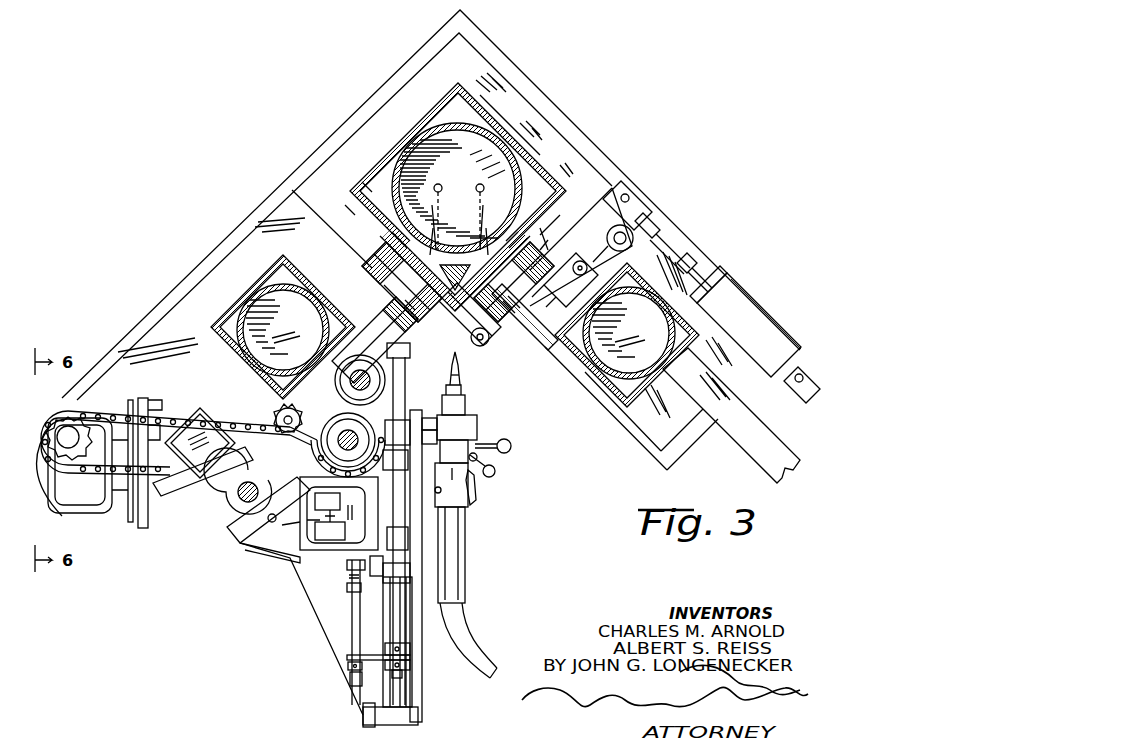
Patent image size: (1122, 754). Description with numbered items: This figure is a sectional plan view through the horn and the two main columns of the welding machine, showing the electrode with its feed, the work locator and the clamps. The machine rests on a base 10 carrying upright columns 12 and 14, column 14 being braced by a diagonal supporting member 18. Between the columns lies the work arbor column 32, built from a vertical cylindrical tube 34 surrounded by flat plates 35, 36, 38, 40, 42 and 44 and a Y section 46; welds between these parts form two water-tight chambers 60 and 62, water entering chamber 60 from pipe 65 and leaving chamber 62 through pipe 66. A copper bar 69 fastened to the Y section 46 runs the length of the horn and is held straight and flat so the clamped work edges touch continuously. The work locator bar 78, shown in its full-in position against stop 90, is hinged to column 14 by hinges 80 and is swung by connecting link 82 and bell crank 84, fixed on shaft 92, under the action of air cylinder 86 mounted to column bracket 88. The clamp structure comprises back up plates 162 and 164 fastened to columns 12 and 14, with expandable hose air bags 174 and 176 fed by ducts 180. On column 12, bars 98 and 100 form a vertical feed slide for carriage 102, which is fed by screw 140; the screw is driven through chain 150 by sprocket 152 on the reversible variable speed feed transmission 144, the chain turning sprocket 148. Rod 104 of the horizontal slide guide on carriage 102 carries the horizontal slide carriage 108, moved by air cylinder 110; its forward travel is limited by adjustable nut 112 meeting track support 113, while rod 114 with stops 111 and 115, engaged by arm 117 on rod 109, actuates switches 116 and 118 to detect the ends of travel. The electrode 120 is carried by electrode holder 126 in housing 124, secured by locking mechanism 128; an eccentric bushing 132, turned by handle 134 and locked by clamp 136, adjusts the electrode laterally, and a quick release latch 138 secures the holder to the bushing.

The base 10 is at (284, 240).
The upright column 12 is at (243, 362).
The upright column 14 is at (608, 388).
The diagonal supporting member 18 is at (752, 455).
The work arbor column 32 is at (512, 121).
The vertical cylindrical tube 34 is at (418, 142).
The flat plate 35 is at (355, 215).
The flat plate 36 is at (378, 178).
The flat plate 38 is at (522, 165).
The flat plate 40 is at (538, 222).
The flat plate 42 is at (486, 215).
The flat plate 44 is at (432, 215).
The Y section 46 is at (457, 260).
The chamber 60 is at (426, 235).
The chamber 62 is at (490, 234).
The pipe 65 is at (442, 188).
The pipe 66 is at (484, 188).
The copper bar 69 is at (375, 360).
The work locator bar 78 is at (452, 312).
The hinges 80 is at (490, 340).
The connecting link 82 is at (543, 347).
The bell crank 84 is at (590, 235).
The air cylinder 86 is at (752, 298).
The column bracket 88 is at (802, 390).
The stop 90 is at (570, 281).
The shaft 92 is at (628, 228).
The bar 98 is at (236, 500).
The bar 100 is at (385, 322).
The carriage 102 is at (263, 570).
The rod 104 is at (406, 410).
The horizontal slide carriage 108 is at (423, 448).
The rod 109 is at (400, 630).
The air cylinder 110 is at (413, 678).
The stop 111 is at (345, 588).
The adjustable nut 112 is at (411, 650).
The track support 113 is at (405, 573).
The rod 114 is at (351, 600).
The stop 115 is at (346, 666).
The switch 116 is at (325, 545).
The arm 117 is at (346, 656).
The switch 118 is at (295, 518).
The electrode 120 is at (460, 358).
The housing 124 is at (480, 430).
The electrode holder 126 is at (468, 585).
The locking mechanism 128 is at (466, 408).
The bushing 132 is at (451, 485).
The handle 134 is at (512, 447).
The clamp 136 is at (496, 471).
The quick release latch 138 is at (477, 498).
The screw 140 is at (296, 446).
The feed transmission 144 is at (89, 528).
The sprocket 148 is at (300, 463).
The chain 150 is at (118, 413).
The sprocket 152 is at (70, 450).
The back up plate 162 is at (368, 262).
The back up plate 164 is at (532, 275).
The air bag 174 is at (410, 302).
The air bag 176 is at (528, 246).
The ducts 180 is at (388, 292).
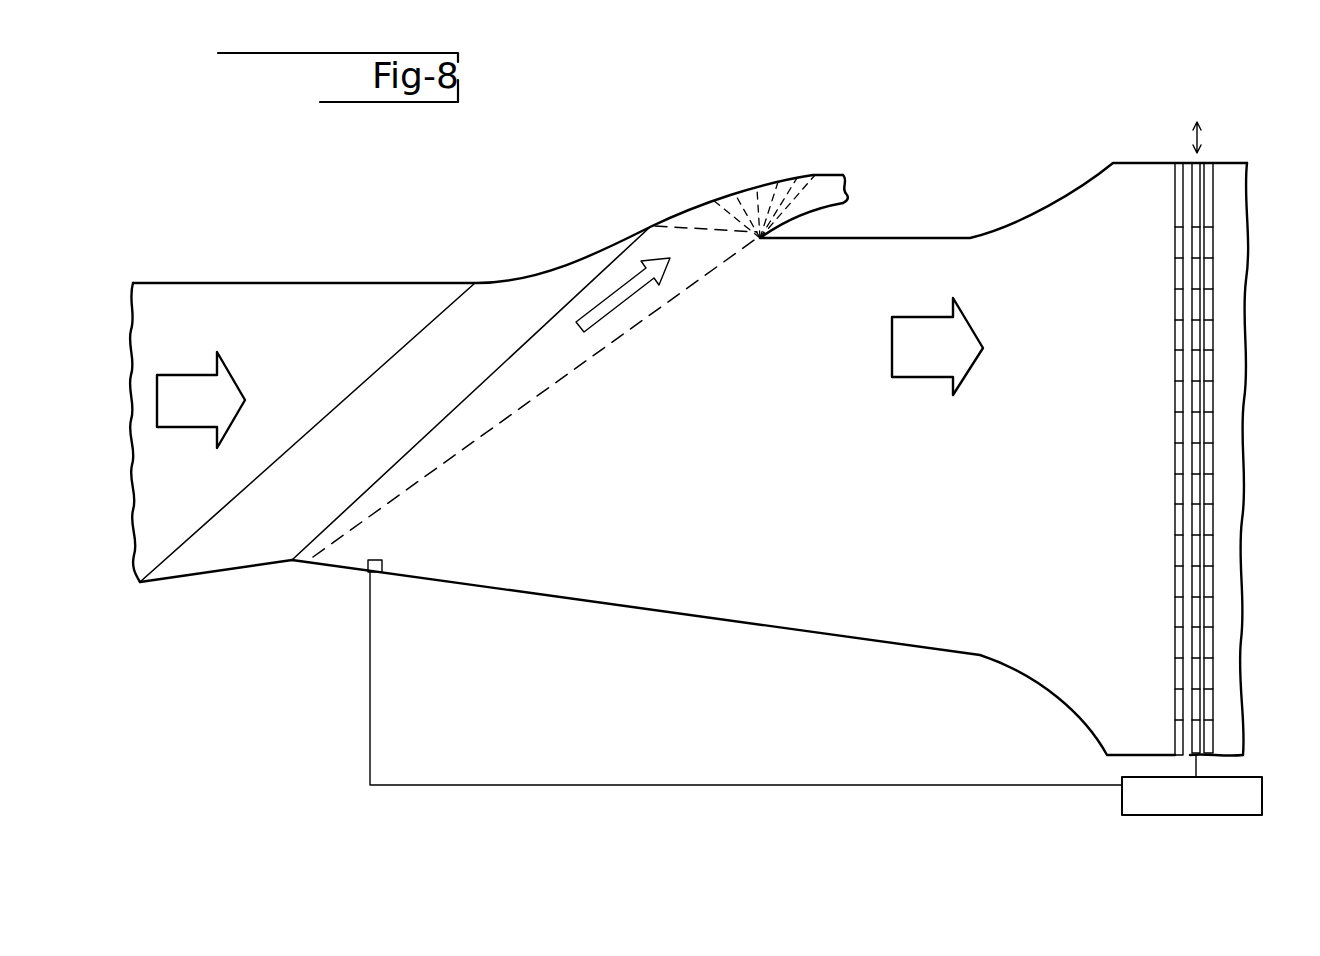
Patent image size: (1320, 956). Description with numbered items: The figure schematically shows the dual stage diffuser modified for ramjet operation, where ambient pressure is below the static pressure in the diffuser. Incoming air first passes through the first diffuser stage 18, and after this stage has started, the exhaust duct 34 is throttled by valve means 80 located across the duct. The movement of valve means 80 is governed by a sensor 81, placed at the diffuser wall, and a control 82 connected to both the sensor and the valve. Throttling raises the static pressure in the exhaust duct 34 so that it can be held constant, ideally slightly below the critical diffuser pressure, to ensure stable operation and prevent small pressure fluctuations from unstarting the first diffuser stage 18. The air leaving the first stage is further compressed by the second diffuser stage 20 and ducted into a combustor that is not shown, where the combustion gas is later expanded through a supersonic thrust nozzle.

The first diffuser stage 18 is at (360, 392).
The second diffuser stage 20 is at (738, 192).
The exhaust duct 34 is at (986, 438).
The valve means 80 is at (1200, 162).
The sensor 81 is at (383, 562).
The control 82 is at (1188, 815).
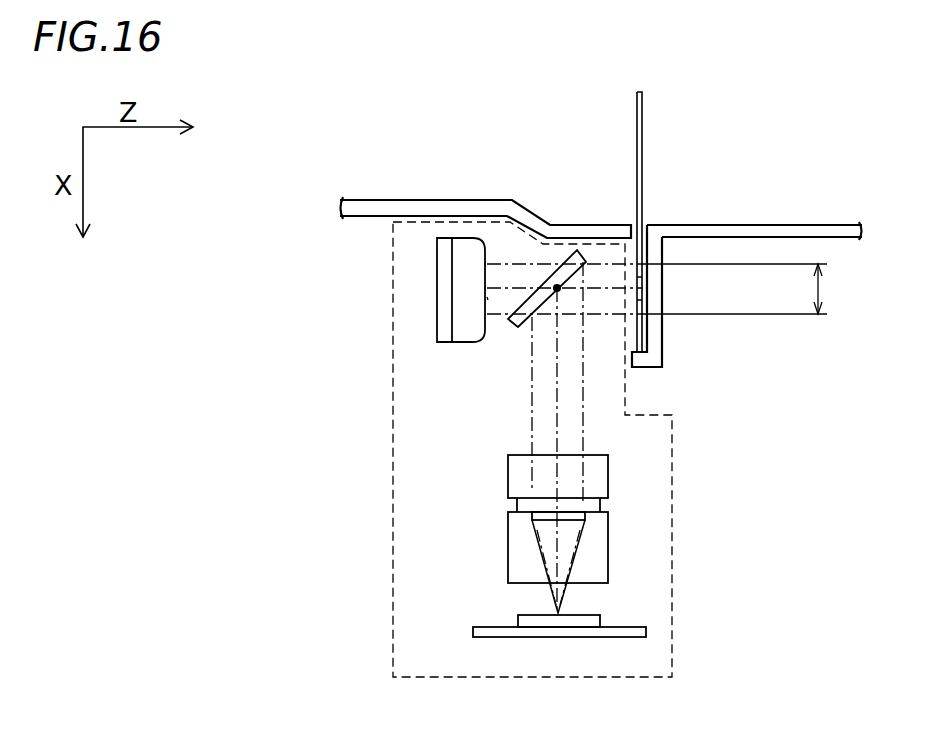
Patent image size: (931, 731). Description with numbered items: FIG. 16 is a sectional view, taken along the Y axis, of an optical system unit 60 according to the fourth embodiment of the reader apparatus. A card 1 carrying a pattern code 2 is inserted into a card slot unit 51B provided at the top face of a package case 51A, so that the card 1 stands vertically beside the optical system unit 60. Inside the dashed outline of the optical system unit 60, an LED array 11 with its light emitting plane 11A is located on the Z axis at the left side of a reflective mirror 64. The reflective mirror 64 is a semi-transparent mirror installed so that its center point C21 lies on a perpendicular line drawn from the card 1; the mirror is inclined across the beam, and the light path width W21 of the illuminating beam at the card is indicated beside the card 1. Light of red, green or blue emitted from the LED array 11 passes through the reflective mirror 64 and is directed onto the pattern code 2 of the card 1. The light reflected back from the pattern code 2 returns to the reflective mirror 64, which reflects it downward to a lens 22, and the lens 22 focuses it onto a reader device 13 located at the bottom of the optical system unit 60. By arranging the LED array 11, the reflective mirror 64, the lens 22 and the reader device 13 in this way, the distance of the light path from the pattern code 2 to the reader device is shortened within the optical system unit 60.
----
**TASK TO COMPLETE:**
Copy every entry above word for word, leaving out the pictures.

**RESPONSE TO THIS EXERCISE:**
Patent image size: (1122, 754). Description with numbered items: This figure is a sectional plan view through the horn and the two main columns of the welding machine, showing the electrode with its feed, the work locator and the clamps. The machine rests on a base 10 carrying upright columns 12 and 14, column 14 being braced by a diagonal supporting member 18. Between the columns lies the work arbor column 32, built from a vertical cylindrical tube 34 surrounded by flat plates 35, 36, 38, 40, 42 and 44 and a Y section 46; welds between these parts form two water-tight chambers 60 and 62, water entering chamber 60 from pipe 65 and leaving chamber 62 through pipe 66. A copper bar 69 fastened to the Y section 46 runs the length of the horn and is held straight and flat so the clamped work edges touch continuously. The work locator bar 78, shown in its full-in position against stop 90, is hinged to column 14 by hinges 80 and is swung by connecting link 82 and bell crank 84, fixed on shaft 92, under the action of air cylinder 86 mounted to column bracket 88. The clamp structure comprises back up plates 162 and 164 fastened to columns 12 and 14, with expandable hose air bags 174 and 176 fed by ducts 180. On column 12, bars 98 and 100 form a vertical feed slide for carriage 102, which is fed by screw 140; the screw is driven through chain 150 by sprocket 152 on the reversible variable speed feed transmission 144, the chain turning sprocket 148. Rod 104 of the horizontal slide guide on carriage 102 carries the horizontal slide carriage 108, moved by air cylinder 110; its forward travel is limited by adjustable nut 112 meeting track support 113, while rod 114 with stops 111 and 115, engaged by arm 117 on rod 109, actuates switches 116 and 118 to detect the ends of travel. The electrode 120 is carried by electrode holder 126 in housing 124, secured by locking mechanism 128; an eccentric bushing 132, turned by handle 134 and locked by clamp 136, adjusts the electrode laterally, and a quick release latch 138 secures the holder to the bushing.

The base 10 is at (284, 240).
The upright column 12 is at (243, 362).
The upright column 14 is at (608, 388).
The diagonal supporting member 18 is at (752, 455).
The work arbor column 32 is at (512, 121).
The vertical cylindrical tube 34 is at (418, 142).
The flat plate 35 is at (355, 215).
The flat plate 36 is at (378, 178).
The flat plate 38 is at (522, 165).
The flat plate 40 is at (538, 222).
The flat plate 42 is at (486, 215).
The flat plate 44 is at (432, 215).
The Y section 46 is at (457, 260).
The chamber 60 is at (426, 235).
The chamber 62 is at (490, 234).
The pipe 65 is at (442, 188).
The pipe 66 is at (484, 188).
The copper bar 69 is at (375, 360).
The work locator bar 78 is at (452, 312).
The hinges 80 is at (490, 340).
The connecting link 82 is at (543, 347).
The bell crank 84 is at (590, 235).
The air cylinder 86 is at (752, 298).
The column bracket 88 is at (802, 390).
The stop 90 is at (570, 281).
The shaft 92 is at (628, 228).
The bar 98 is at (236, 500).
The bar 100 is at (385, 322).
The carriage 102 is at (263, 570).
The rod 104 is at (406, 410).
The horizontal slide carriage 108 is at (423, 448).
The rod 109 is at (400, 630).
The air cylinder 110 is at (413, 678).
The stop 111 is at (345, 588).
The adjustable nut 112 is at (411, 650).
The track support 113 is at (405, 573).
The rod 114 is at (351, 600).
The stop 115 is at (346, 666).
The switch 116 is at (325, 545).
The arm 117 is at (346, 656).
The switch 118 is at (295, 518).
The electrode 120 is at (460, 358).
The housing 124 is at (480, 430).
The electrode holder 126 is at (468, 585).
The locking mechanism 128 is at (466, 408).
The bushing 132 is at (451, 485).
The handle 134 is at (512, 447).
The clamp 136 is at (496, 471).
The quick release latch 138 is at (477, 498).
The screw 140 is at (296, 446).
The feed transmission 144 is at (89, 528).
The sprocket 148 is at (300, 463).
The chain 150 is at (118, 413).
The sprocket 152 is at (70, 450).
The back up plate 162 is at (368, 262).
The back up plate 164 is at (532, 275).
The air bag 174 is at (410, 302).
The air bag 176 is at (528, 246).
The ducts 180 is at (388, 292).
Patent image size: (1320, 956). Description with numbered items: The figure schematically shows the dual stage diffuser modified for ramjet operation, where ambient pressure is below the static pressure in the diffuser. Incoming air first passes through the first diffuser stage 18, and after this stage has started, the exhaust duct 34 is throttled by valve means 80 located across the duct. The movement of valve means 80 is governed by a sensor 81, placed at the diffuser wall, and a control 82 connected to both the sensor and the valve. Throttling raises the static pressure in the exhaust duct 34 so that it can be held constant, ideally slightly below the critical diffuser pressure, to ensure stable operation and prevent small pressure fluctuations from unstarting the first diffuser stage 18. The air leaving the first stage is further compressed by the second diffuser stage 20 and ducted into a combustor that is not shown, where the combustion gas is later expanded through a supersonic thrust nozzle.

The first diffuser stage 18 is at (360, 392).
The second diffuser stage 20 is at (738, 192).
The exhaust duct 34 is at (986, 438).
The valve means 80 is at (1200, 162).
The sensor 81 is at (383, 562).
The control 82 is at (1188, 815).
Patent image size: (931, 731). Description with numbered items: FIG. 16 is a sectional view, taken along the Y axis, of an optical system unit 60 according to the fourth embodiment of the reader apparatus. A card 1 carrying a pattern code 2 is inserted into a card slot unit 51B provided at the top face of a package case 51A, so that the card 1 stands vertically beside the optical system unit 60. Inside the dashed outline of the optical system unit 60, an LED array 11 with its light emitting plane 11A is located on the Z axis at the left side of a reflective mirror 64. The reflective mirror 64 is a semi-transparent mirror installed so that its center point C21 lies on a perpendicular line drawn from the card 1; the mirror is inclined across the beam, and the light path width W21 of the illuminating beam at the card is indicated beside the card 1. Light of red, green or blue emitted from the LED array 11 passes through the reflective mirror 64 and is directed onto the pattern code 2 of the card 1. The light reflected back from the pattern code 2 returns to the reflective mirror 64, which reflects it downward to a lens 22, and the lens 22 focuses it onto a reader device 13 located at the bottom of the optical system unit 60. By arranging the LED array 11, the reflective mirror 64, the lens 22 and the reader device 13 in this way, the distance of the light path from the pattern code 2 to the reader device is shortened within the optical system unit 60.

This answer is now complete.